→ **読解本文**
####################
研究会 運用技術

情報処理学会第46回インターネットと運用技術研究会で発表をしました

研究会 運用技術

ペパボ研究所 研究員の野村(@Komei5296)です。 2019年6月14日に開催された、第46回インターネットと運用技術研究会(IOT46)で、ペパボ研究所から発表を行いましたので紹介します。

Webアプリケーションテストを用いたSQLクエリのホワイトリスト自動作成手法

Webサービスでは、データベース上に保管された機密情報を保護することは重要です。 しかし、攻撃者はWebアプリケーションの脆弱性をはじめとして、様々な手段で機密情報を窃取しようとします。 このような攻撃は、開発者の想定外のクエリ(不正クエリ)を発行することで実施されます。 そのため、不正クエリの発行を検知する仕組みが必要です。

不正クエリへの対策として、Webアプリケーションが発行する正常なクエリを手動でホワイトリストに定義し、リストにないクエリを検知する方法があります。 しかし、大規模なWebアプリケーションでは、発行されるクエリ数が膨大となるため、全てのクエリをリストに定義することは難しくなります。 また、Webアプリケーションの改修によって発行クエリは変化するため、ホワイトリストは継続的に更新する必要があります。 このような運用者への負荷を低減するために、ホワイトリストを自動で作成する手法が2種類、提案されています。 1つ目の従来手法は、Webサービスのユーザがサービスを利用する過程で発行されるクエリを用いてリストを作成します。 しかし、この手法はクエリの収集期間は検知が行えません。 2つ目の従来手法は、WebアプリケーションのSQLを発行する処理の解析を行い、発行されるクエリのパターンを列強することでリストを作成します。 しかし、この手法は、Webサービスが複数の実装言語やフレームワークで構成されていた場合、それぞれのWebアプリケーションに対して手法を実装する必要があり、実装の工数が多くなります。 これらの課題を解決するためには、Webアプリケーションが稼働する前に、Webアプリケーションの実装に依存せず、ホワイトリストを作成する必要があります。
####################
→ **課題の目的**
次の(a)〜(c)がそれぞれ本文の内容と一致するかを「はい」か「いいえ」で判定し、判定の決め手となる本文の語句をそのまま引用してください。
(a) 正常なクエリを手動でホワイトリストに定義する方法では、大規模なWebアプリケーションの全クエリを定義するのは難しい。
(b) 1つ目の従来手法では、クエリの収集期間中も不正クエリを検知できる。
(c) 発表が行われた研究会は2019年6月14日に開催された。
ここに続く行は、本文とは別の出典から取ったものです。

[データセットの行]
####################
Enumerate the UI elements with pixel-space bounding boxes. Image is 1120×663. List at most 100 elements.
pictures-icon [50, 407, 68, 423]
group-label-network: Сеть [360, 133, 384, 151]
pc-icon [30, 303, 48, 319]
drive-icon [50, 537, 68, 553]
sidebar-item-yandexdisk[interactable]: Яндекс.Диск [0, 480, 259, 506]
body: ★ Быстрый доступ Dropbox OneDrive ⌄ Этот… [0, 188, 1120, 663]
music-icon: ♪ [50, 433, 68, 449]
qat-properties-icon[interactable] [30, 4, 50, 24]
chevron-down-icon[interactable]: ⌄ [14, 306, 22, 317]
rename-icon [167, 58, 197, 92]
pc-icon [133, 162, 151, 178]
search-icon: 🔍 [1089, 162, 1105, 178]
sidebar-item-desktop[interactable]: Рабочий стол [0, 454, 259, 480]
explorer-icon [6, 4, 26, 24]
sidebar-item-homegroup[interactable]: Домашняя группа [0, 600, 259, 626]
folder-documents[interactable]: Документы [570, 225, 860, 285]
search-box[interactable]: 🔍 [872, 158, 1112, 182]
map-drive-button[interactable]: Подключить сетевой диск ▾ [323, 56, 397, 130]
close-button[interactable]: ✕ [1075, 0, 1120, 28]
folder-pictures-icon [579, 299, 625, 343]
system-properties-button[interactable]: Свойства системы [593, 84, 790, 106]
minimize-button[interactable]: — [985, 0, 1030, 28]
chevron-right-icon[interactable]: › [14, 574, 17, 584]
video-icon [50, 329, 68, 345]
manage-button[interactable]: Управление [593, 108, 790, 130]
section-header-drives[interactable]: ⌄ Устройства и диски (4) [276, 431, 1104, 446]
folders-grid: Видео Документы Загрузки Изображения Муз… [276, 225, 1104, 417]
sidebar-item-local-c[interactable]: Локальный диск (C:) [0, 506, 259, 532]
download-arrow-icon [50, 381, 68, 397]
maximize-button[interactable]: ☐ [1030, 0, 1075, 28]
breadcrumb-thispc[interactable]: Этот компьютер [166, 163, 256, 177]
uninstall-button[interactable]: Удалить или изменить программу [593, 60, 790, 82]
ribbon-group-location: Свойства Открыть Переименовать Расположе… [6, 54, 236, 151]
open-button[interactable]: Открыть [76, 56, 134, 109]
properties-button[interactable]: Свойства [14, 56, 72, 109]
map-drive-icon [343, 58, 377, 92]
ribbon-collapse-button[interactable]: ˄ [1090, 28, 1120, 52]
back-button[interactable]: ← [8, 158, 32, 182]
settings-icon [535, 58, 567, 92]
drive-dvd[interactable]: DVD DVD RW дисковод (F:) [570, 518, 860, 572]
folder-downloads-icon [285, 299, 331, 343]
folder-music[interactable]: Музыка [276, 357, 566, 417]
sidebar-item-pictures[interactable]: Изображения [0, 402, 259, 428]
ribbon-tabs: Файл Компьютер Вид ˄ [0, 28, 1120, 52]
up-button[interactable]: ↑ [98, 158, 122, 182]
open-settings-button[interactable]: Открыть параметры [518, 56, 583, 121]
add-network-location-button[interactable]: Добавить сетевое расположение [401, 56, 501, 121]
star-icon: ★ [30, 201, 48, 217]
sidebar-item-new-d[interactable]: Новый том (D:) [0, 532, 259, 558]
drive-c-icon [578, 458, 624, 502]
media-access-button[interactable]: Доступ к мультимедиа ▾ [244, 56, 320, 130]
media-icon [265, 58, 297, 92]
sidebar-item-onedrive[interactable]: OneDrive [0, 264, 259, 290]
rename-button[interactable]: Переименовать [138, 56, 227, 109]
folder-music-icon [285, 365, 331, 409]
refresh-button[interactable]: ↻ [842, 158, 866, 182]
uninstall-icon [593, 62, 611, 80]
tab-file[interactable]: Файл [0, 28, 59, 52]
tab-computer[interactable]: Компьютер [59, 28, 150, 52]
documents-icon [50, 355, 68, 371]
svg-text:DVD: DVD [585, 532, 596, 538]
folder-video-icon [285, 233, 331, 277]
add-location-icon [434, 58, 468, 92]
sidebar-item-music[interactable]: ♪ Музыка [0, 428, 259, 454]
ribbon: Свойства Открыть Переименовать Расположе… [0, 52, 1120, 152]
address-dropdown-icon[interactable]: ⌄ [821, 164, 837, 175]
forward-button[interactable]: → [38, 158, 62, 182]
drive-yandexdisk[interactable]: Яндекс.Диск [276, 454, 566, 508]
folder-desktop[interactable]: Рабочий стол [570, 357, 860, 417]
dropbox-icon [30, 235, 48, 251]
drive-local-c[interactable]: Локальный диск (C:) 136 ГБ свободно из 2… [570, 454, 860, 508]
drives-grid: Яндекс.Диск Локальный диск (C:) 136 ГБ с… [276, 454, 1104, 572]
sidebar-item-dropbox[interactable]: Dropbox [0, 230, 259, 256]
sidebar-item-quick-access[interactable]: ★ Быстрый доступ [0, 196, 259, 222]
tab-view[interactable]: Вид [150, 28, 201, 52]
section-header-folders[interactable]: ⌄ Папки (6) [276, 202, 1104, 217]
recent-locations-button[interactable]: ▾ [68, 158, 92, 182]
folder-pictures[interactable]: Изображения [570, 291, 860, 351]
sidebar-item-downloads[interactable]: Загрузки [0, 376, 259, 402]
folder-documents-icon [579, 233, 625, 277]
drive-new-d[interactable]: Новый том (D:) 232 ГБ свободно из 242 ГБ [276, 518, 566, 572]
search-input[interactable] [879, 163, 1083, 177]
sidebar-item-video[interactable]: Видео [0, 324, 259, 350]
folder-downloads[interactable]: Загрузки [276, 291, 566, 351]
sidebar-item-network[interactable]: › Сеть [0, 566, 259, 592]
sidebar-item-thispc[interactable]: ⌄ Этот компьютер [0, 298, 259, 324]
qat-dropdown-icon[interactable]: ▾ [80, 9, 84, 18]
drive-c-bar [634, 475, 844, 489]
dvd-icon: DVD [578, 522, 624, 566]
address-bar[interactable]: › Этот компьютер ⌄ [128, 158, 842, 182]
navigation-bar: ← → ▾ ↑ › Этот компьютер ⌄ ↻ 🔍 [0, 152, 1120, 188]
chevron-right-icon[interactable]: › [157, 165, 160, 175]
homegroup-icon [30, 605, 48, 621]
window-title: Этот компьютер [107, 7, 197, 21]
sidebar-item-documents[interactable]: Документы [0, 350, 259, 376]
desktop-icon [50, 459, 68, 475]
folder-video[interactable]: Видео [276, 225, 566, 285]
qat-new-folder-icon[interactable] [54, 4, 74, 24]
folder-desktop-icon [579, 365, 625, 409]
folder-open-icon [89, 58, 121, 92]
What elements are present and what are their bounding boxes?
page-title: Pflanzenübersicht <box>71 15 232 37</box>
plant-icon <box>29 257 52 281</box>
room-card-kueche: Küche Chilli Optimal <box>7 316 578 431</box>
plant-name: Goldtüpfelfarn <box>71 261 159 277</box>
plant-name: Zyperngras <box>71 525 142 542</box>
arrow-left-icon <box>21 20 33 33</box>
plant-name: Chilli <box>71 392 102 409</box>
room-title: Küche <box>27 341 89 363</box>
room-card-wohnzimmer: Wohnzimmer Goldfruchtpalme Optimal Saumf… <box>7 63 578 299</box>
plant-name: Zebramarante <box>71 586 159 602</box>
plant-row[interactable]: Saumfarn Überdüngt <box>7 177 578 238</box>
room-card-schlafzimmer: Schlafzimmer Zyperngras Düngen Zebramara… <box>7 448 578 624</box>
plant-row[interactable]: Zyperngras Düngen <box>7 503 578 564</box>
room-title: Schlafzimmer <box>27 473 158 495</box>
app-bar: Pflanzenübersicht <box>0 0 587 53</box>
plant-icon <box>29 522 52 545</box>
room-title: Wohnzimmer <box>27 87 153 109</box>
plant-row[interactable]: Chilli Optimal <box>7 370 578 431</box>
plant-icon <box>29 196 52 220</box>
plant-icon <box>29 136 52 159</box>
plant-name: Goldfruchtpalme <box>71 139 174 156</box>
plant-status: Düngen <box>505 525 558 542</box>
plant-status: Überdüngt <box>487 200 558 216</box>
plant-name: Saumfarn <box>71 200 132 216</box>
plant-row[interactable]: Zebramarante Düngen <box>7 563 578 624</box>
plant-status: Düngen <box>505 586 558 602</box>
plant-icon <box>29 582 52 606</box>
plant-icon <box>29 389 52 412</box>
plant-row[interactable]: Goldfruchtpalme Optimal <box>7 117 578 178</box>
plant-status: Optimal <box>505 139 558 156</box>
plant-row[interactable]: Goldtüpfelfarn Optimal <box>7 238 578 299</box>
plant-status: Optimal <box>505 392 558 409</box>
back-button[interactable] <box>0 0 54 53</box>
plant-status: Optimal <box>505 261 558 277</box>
####################
→ **解答**
(a) はい。「全てのクエリをリストに定義することは難しくなります」
(b) いいえ。「この手法はクエリの収集期間は検知が行えません」
(c) はい。「2019年6月14日に開催された、第46回インターネットと運用技術研究会(IOT46)」